Find the word "答出其中任意三个要点即可得满分" in the material below and gather every line that contains it.
--- start Provided data ---
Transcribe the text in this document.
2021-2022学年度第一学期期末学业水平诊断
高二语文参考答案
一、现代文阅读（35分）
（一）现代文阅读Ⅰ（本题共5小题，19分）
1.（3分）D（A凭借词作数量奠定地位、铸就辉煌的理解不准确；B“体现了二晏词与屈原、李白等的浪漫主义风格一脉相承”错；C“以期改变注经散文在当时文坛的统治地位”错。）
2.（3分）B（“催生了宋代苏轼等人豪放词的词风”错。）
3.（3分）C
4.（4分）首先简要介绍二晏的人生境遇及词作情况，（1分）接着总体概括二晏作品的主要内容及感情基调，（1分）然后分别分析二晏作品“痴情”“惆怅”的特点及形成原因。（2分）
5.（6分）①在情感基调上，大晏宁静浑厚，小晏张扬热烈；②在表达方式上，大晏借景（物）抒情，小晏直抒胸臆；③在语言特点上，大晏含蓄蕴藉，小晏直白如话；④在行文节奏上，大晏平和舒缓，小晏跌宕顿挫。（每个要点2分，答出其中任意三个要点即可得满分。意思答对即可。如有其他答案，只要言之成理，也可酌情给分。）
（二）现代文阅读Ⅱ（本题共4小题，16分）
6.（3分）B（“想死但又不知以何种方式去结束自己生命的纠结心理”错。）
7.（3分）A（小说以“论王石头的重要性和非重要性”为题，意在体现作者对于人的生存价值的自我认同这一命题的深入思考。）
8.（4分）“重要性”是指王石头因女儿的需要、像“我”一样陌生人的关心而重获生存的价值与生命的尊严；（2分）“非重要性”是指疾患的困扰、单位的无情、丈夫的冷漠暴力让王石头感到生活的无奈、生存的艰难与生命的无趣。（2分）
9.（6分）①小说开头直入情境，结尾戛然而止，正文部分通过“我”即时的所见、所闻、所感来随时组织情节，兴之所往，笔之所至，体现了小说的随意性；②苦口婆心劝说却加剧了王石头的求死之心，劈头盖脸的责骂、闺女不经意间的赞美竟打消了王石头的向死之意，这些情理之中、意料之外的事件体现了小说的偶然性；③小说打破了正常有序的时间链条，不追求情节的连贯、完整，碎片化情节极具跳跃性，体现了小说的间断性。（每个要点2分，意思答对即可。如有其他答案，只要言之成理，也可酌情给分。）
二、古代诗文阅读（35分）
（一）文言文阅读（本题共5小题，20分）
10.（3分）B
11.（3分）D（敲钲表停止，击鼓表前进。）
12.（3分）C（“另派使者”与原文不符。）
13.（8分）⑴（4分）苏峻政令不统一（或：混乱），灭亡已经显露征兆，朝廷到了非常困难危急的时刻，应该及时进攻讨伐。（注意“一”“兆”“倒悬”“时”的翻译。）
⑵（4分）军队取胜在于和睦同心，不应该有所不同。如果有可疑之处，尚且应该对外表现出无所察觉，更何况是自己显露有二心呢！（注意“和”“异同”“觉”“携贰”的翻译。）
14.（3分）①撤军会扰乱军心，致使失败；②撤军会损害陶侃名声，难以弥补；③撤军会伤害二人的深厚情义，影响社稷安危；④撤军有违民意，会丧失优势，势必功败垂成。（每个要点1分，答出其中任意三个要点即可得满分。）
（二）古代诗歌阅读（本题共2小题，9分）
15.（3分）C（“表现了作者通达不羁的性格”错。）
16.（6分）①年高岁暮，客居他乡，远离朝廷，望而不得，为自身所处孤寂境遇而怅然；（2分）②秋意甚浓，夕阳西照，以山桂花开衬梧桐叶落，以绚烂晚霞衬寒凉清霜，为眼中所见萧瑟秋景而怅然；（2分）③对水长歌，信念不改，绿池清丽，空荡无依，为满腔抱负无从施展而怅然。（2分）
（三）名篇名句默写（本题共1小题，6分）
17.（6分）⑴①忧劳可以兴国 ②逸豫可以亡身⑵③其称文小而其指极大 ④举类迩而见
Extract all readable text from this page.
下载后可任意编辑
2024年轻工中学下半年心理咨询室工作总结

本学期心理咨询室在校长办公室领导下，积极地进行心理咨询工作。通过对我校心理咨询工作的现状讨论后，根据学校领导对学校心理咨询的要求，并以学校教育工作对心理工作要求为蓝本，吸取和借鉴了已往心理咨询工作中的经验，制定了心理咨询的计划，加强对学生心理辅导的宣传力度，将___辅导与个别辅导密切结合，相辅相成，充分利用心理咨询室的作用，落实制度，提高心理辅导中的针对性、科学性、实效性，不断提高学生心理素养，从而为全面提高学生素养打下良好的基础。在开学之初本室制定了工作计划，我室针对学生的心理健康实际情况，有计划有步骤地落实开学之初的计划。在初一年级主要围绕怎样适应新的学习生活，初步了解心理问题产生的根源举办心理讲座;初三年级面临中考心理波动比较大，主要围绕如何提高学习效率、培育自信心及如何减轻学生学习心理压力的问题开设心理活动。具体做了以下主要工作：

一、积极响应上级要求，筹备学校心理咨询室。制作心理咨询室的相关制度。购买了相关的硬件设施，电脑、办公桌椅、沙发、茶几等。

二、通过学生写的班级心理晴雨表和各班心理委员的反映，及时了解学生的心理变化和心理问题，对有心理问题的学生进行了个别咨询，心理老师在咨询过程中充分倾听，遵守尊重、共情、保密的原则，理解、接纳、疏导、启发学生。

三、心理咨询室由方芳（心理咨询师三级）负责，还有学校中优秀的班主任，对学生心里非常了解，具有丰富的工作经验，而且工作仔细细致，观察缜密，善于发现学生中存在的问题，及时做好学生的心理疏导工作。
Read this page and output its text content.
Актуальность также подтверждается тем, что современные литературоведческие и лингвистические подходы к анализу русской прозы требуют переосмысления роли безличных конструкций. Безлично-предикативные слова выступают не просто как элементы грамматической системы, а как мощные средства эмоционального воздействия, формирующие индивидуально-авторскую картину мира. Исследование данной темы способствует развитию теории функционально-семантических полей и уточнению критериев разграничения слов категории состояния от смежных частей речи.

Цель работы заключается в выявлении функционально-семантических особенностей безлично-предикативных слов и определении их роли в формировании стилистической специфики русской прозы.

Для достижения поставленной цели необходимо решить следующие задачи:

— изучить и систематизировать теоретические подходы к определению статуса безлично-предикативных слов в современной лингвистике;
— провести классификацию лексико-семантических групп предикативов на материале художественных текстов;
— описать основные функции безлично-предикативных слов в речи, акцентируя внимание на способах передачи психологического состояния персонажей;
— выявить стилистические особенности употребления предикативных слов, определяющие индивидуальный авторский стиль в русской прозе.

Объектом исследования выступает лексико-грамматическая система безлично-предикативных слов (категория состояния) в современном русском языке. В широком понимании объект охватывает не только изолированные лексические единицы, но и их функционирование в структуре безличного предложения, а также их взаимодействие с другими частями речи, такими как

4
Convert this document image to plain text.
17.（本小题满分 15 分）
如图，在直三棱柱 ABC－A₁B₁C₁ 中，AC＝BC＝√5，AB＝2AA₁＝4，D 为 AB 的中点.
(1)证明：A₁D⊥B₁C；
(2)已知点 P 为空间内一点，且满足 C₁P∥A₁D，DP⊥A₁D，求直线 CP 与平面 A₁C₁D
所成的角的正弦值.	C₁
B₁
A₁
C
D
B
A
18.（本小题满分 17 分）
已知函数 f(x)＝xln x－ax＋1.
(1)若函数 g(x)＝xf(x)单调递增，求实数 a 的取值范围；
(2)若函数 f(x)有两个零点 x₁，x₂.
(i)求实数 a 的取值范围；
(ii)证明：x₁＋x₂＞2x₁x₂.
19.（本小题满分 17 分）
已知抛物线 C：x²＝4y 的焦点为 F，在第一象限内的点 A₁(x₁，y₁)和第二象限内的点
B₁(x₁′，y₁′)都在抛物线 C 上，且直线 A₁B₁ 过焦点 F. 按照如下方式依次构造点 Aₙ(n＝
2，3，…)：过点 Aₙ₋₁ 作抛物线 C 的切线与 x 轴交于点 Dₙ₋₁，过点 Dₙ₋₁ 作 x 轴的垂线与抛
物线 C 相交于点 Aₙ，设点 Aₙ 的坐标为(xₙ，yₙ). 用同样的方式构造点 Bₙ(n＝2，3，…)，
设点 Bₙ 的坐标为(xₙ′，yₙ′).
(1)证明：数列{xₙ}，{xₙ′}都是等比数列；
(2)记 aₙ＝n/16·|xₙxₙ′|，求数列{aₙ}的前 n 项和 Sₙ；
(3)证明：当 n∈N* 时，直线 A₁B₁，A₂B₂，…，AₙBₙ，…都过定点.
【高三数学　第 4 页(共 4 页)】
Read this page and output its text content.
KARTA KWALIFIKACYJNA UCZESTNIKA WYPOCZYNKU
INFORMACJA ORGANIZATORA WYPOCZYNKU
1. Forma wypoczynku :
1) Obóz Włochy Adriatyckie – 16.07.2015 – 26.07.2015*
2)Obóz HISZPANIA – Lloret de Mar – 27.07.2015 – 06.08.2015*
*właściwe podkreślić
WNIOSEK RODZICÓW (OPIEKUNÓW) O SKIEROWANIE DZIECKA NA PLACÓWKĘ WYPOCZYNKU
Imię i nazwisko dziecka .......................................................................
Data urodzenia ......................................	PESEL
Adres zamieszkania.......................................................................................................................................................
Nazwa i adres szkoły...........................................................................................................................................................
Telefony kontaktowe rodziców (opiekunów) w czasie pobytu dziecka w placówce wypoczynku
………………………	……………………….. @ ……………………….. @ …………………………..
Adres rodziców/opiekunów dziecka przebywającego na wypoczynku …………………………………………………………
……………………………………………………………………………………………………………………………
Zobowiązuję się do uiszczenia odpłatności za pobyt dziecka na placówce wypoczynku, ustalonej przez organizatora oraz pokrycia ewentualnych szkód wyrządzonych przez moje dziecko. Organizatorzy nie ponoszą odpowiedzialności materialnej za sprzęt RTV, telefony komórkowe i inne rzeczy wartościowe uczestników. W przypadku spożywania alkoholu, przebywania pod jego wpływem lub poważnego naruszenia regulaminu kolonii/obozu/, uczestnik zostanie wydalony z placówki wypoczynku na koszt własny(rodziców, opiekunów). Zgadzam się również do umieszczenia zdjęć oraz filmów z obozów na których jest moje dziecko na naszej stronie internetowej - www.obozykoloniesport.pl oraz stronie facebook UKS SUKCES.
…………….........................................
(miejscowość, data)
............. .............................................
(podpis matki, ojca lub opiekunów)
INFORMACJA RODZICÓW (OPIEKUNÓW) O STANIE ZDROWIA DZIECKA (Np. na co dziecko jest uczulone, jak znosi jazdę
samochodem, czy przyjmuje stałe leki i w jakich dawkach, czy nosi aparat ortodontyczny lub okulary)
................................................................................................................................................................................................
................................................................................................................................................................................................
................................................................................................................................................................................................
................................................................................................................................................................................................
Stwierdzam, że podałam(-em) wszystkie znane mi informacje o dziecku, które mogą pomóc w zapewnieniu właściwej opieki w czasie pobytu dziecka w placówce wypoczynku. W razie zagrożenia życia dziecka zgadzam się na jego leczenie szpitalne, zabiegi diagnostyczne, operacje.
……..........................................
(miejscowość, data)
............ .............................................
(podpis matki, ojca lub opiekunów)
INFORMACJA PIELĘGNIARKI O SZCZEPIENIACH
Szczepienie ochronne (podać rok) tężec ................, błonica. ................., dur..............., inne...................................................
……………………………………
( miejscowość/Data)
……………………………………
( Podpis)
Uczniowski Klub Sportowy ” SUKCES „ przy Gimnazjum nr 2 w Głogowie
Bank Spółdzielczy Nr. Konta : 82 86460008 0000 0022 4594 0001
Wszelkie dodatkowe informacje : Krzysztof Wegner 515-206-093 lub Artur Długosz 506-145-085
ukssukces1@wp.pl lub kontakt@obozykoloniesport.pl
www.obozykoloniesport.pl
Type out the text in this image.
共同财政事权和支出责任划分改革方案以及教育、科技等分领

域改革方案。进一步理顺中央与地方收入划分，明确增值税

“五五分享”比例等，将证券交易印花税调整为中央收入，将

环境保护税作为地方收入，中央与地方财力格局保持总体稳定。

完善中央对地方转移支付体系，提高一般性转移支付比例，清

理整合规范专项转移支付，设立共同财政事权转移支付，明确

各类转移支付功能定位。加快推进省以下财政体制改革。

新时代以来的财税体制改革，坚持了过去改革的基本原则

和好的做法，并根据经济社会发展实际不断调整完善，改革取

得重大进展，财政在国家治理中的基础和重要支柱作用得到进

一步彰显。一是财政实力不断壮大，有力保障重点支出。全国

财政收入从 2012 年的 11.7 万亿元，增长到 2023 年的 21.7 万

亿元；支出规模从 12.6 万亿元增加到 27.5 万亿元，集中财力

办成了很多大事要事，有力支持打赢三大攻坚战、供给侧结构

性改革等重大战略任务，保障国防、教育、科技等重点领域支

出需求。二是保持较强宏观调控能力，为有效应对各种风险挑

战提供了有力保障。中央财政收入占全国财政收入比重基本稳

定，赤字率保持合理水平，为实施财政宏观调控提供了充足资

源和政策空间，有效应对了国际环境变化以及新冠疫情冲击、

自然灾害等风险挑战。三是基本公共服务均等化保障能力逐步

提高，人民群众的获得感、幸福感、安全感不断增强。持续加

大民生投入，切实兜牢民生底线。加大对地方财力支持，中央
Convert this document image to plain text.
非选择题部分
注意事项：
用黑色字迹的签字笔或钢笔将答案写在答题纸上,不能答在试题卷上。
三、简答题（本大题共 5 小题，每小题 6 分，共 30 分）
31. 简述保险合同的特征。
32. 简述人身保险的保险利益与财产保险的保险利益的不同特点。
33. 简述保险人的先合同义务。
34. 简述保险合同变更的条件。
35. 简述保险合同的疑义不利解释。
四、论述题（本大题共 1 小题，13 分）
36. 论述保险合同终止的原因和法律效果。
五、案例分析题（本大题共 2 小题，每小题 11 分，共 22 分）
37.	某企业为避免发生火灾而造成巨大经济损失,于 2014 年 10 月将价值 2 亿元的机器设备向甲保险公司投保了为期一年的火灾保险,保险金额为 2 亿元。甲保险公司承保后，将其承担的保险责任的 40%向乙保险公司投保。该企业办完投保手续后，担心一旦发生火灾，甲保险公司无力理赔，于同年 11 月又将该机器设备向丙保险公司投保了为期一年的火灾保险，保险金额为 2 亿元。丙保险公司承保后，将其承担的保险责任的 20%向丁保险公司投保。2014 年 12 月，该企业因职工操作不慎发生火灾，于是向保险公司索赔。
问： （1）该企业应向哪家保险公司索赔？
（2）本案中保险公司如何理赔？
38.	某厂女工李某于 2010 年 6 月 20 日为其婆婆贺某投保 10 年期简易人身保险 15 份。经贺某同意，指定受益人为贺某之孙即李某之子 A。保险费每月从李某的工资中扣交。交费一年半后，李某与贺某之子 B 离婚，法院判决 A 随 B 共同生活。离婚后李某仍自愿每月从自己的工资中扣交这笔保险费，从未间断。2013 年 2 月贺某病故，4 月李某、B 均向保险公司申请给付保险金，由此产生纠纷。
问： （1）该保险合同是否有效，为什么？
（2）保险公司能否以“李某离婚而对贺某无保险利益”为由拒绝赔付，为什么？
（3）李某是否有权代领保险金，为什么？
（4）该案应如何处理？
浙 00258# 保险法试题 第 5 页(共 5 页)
--- end Provided data ---
> _Solution to this exercise_:
5.（6分）①在情感基调上，大晏宁静浑厚，小晏张扬热烈；②在表达方式上，大晏借景（物）抒情，小晏直抒胸臆；③在语言特点上，大晏含蓄蕴藉，小晏直白如话；④在行文节奏上，大晏平和舒缓，小晏跌宕顿挫。（每个要点2分，答出其中任意三个要点即可得满分。意思答对即可。如有其他答案，只要言之成理，也可酌情给分。）
14.（3分）①撤军会扰乱军心，致使失败；②撤军会损害陶侃名声，难以弥补；③撤军会伤害二人的深厚情义，影响社稷安危；④撤军有违民意，会丧失优势，势必功败垂成。（每个要点1分，答出其中任意三个要点即可得满分。）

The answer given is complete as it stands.